Stored records:
* Start *

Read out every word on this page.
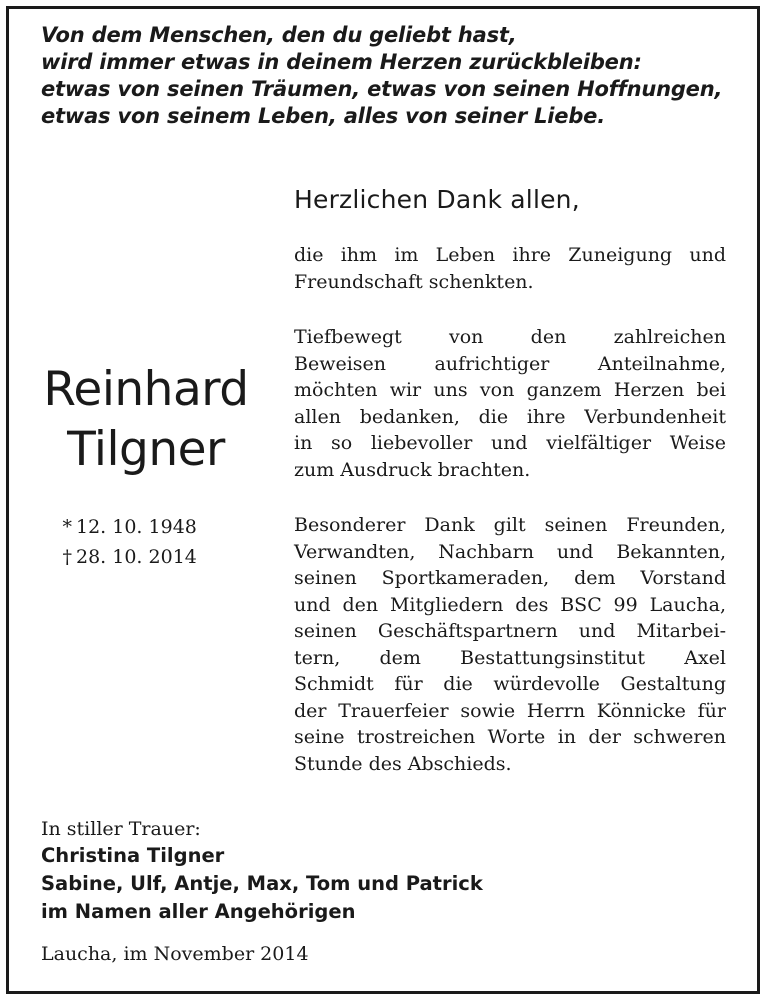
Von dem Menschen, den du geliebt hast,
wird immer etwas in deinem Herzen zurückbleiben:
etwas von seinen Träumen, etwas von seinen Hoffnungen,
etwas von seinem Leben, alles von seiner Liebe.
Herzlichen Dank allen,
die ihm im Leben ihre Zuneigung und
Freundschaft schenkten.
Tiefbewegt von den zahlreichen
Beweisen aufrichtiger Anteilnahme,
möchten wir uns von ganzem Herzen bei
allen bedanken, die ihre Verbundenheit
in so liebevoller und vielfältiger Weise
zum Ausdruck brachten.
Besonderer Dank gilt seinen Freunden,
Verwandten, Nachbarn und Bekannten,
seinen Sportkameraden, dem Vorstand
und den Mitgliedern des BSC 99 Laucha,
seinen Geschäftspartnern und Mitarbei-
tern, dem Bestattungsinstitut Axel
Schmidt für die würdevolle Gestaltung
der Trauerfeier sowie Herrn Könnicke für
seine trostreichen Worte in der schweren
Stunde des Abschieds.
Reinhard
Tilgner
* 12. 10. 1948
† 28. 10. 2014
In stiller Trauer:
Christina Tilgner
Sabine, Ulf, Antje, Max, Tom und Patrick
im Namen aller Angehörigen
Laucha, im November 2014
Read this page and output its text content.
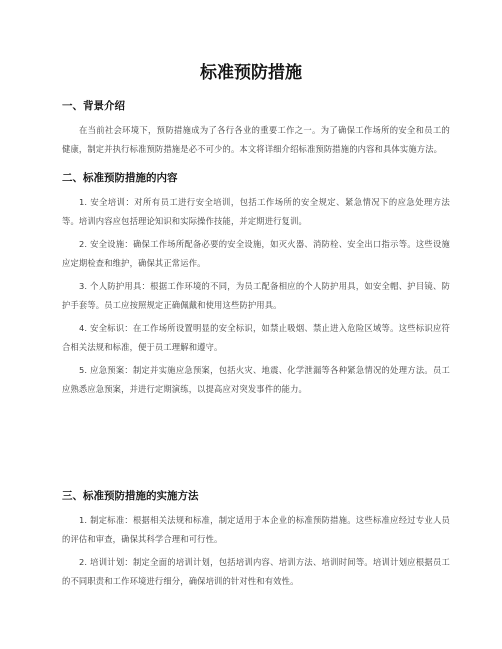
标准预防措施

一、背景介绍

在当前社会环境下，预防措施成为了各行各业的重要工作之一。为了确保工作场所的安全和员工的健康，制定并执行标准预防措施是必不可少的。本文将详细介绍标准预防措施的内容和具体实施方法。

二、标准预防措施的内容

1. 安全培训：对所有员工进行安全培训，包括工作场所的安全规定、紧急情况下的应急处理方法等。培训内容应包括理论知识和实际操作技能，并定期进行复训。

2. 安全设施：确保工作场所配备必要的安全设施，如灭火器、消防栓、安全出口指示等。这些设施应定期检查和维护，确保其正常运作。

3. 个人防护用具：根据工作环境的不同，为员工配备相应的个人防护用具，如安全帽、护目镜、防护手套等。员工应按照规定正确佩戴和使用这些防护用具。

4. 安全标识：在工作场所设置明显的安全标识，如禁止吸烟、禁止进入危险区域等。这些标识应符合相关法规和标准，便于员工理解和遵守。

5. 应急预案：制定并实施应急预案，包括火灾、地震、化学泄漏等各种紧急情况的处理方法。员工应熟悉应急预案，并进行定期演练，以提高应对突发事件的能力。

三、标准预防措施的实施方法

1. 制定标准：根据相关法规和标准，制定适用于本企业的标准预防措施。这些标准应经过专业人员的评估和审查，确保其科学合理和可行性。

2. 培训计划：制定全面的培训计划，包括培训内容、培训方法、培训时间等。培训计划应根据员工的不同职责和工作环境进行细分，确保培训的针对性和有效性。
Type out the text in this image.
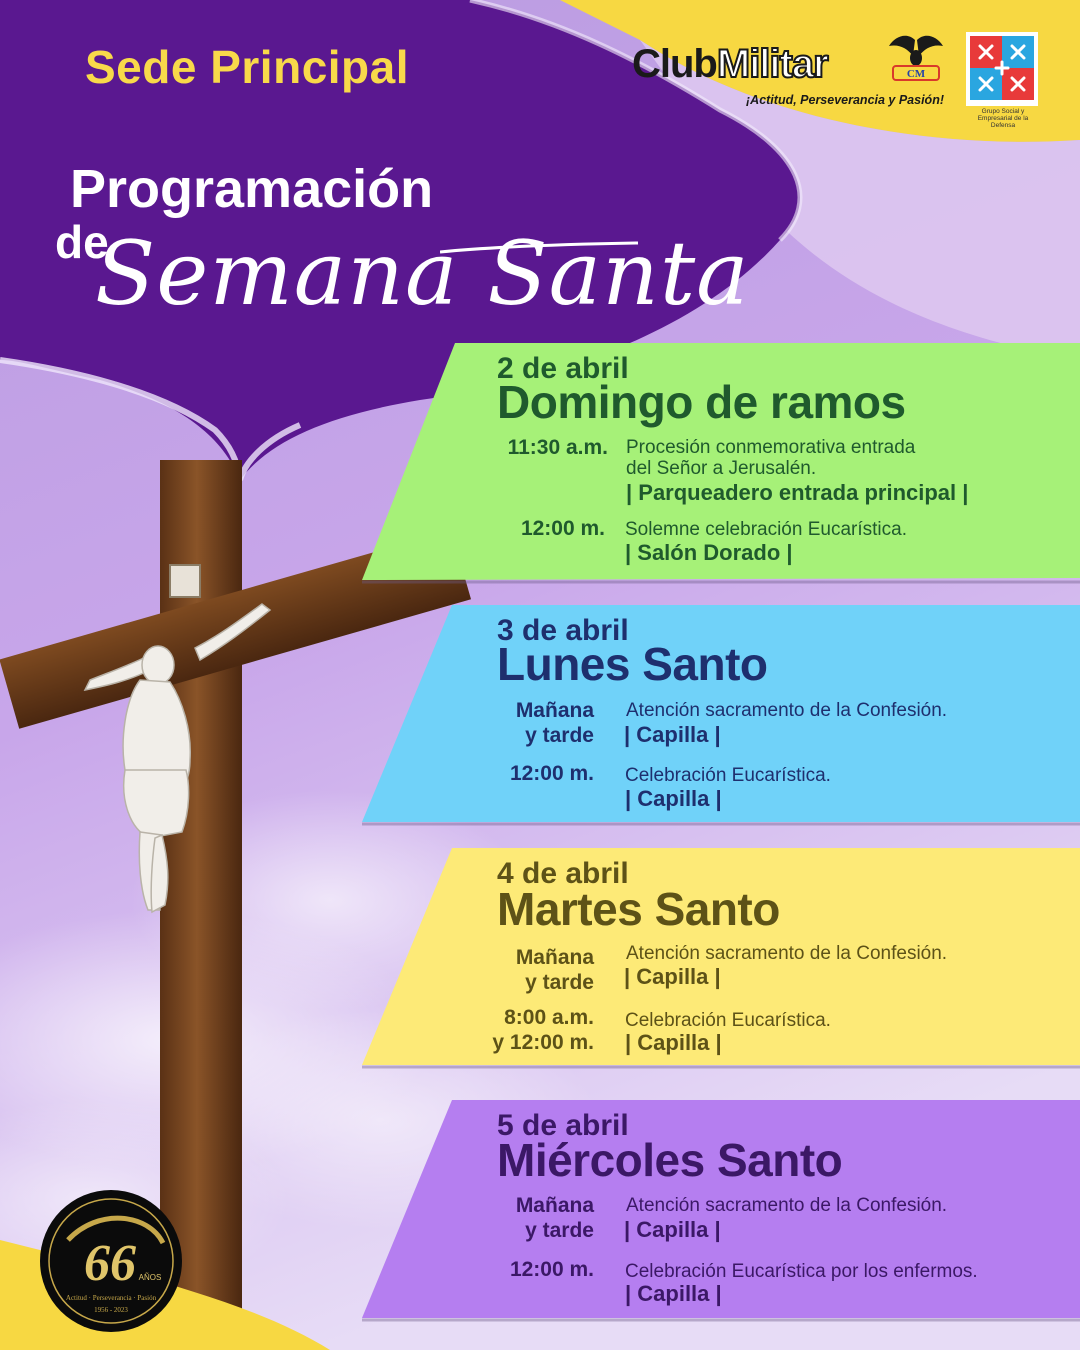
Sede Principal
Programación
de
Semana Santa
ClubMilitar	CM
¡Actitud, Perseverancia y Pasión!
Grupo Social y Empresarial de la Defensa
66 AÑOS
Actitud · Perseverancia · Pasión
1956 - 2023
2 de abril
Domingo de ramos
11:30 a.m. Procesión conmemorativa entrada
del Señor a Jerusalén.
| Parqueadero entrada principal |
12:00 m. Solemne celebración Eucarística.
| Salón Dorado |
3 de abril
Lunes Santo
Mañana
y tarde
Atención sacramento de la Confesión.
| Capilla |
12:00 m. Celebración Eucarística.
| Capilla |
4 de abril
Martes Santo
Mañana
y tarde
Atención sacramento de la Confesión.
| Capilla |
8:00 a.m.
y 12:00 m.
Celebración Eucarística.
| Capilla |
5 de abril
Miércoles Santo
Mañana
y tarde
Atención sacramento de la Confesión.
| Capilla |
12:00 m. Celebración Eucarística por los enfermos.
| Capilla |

* End *

Repeat the material verbatim. Do not carry over any picture.

Read out every word on this page.
Von dem Menschen, den du geliebt hast,
wird immer etwas in deinem Herzen zurückbleiben:
etwas von seinen Träumen, etwas von seinen Hoffnungen,
etwas von seinem Leben, alles von seiner Liebe.
Herzlichen Dank allen,
die ihm im Leben ihre Zuneigung und
Freundschaft schenkten.
Tiefbewegt von den zahlreichen
Beweisen aufrichtiger Anteilnahme,
möchten wir uns von ganzem Herzen bei
allen bedanken, die ihre Verbundenheit
in so liebevoller und vielfältiger Weise
zum Ausdruck brachten.
Besonderer Dank gilt seinen Freunden,
Verwandten, Nachbarn und Bekannten,
seinen Sportkameraden, dem Vorstand
und den Mitgliedern des BSC 99 Laucha,
seinen Geschäftspartnern und Mitarbei-
tern, dem Bestattungsinstitut Axel
Schmidt für die würdevolle Gestaltung
der Trauerfeier sowie Herrn Könnicke für
seine trostreichen Worte in der schweren
Stunde des Abschieds.
Reinhard
Tilgner
* 12. 10. 1948
† 28. 10. 2014
In stiller Trauer:
Christina Tilgner
Sabine, Ulf, Antje, Max, Tom und Patrick
im Namen aller Angehörigen
Laucha, im November 2014
Read this page and output its text content.
标准预防措施

一、背景介绍

在当前社会环境下，预防措施成为了各行各业的重要工作之一。为了确保工作场所的安全和员工的健康，制定并执行标准预防措施是必不可少的。本文将详细介绍标准预防措施的内容和具体实施方法。

二、标准预防措施的内容

1. 安全培训：对所有员工进行安全培训，包括工作场所的安全规定、紧急情况下的应急处理方法等。培训内容应包括理论知识和实际操作技能，并定期进行复训。

2. 安全设施：确保工作场所配备必要的安全设施，如灭火器、消防栓、安全出口指示等。这些设施应定期检查和维护，确保其正常运作。

3. 个人防护用具：根据工作环境的不同，为员工配备相应的个人防护用具，如安全帽、护目镜、防护手套等。员工应按照规定正确佩戴和使用这些防护用具。

4. 安全标识：在工作场所设置明显的安全标识，如禁止吸烟、禁止进入危险区域等。这些标识应符合相关法规和标准，便于员工理解和遵守。

5. 应急预案：制定并实施应急预案，包括火灾、地震、化学泄漏等各种紧急情况的处理方法。员工应熟悉应急预案，并进行定期演练，以提高应对突发事件的能力。

三、标准预防措施的实施方法

1. 制定标准：根据相关法规和标准，制定适用于本企业的标准预防措施。这些标准应经过专业人员的评估和审查，确保其科学合理和可行性。

2. 培训计划：制定全面的培训计划，包括培训内容、培训方法、培训时间等。培训计划应根据员工的不同职责和工作环境进行细分，确保培训的针对性和有效性。
Type out the text in this image.
Sede Principal
Programación
de
Semana Santa
ClubMilitar	CM
¡Actitud, Perseverancia y Pasión!
Grupo Social y Empresarial de la Defensa
66 AÑOS
Actitud · Perseverancia · Pasión
1956 - 2023
2 de abril
Domingo de ramos
11:30 a.m. Procesión conmemorativa entrada
del Señor a Jerusalén.
| Parqueadero entrada principal |
12:00 m. Solemne celebración Eucarística.
| Salón Dorado |
3 de abril
Lunes Santo
Mañana
y tarde
Atención sacramento de la Confesión.
| Capilla |
12:00 m. Celebración Eucarística.
| Capilla |
4 de abril
Martes Santo
Mañana
y tarde
Atención sacramento de la Confesión.
| Capilla |
8:00 a.m.
y 12:00 m.
Celebración Eucarística.
| Capilla |
5 de abril
Miércoles Santo
Mañana
y tarde
Atención sacramento de la Confesión.
| Capilla |
12:00 m. Celebración Eucarística por los enfermos.
| Capilla |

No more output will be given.